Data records
** begin **

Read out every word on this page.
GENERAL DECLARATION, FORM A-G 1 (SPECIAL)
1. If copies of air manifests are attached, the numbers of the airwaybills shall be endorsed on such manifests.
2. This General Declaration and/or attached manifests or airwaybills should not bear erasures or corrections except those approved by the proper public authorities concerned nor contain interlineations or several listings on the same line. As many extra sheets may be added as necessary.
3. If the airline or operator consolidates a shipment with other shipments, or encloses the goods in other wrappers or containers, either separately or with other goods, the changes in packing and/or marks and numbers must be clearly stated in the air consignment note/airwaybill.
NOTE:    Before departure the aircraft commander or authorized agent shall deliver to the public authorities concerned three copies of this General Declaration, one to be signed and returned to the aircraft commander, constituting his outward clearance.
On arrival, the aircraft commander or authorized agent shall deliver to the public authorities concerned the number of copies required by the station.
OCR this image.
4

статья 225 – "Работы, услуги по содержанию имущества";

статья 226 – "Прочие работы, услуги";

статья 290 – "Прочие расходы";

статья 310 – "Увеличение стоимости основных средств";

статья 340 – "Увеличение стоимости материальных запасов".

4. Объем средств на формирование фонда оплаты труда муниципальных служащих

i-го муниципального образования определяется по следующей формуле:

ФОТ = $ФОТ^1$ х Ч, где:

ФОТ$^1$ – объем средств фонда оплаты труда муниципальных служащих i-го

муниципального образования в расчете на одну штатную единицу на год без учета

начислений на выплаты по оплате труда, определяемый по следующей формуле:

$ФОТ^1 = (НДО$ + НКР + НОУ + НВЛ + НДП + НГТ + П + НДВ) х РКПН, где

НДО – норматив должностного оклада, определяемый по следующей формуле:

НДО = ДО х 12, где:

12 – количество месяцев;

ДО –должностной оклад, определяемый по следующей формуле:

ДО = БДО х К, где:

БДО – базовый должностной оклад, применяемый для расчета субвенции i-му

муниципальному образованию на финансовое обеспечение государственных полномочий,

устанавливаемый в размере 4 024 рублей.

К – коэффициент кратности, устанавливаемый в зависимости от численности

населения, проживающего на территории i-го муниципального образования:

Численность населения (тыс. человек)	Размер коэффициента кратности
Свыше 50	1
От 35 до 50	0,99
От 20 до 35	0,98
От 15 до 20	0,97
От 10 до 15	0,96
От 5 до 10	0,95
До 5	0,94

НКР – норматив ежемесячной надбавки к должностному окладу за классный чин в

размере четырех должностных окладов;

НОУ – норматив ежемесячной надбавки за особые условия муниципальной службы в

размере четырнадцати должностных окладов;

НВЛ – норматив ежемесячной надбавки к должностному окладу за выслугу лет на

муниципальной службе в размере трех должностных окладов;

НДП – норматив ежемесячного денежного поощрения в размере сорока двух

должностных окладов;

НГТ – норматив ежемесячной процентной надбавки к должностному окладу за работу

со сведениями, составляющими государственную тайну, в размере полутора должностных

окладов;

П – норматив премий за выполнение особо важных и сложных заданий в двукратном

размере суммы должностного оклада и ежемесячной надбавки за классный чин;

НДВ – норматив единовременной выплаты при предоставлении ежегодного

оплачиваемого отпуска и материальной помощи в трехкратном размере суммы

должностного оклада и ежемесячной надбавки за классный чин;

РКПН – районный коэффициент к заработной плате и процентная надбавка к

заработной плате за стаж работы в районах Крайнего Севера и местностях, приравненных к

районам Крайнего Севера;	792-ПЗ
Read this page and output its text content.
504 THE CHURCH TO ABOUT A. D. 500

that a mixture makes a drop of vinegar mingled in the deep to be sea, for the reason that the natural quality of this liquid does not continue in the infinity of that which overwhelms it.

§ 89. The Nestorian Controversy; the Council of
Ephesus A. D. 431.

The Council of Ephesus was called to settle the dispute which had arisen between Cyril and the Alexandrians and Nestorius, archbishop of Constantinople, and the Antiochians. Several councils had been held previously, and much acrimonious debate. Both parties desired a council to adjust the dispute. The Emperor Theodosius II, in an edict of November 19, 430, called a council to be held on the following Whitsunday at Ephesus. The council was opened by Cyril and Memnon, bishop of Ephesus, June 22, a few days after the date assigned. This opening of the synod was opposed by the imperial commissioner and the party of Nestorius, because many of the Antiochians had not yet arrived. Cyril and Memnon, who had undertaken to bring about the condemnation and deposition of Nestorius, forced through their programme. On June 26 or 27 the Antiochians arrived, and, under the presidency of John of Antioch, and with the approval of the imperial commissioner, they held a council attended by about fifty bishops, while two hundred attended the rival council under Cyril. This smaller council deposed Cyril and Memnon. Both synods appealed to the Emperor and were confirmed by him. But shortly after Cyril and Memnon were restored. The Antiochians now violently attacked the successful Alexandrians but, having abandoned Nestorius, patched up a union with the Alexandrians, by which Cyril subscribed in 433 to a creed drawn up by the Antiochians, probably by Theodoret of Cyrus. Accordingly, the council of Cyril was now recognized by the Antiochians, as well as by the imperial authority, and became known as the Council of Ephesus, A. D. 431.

** end **

● **TO DO**:
Give a single number: the count of lines above that include the word "следующей".

● **WRITTEN REPLY**:
4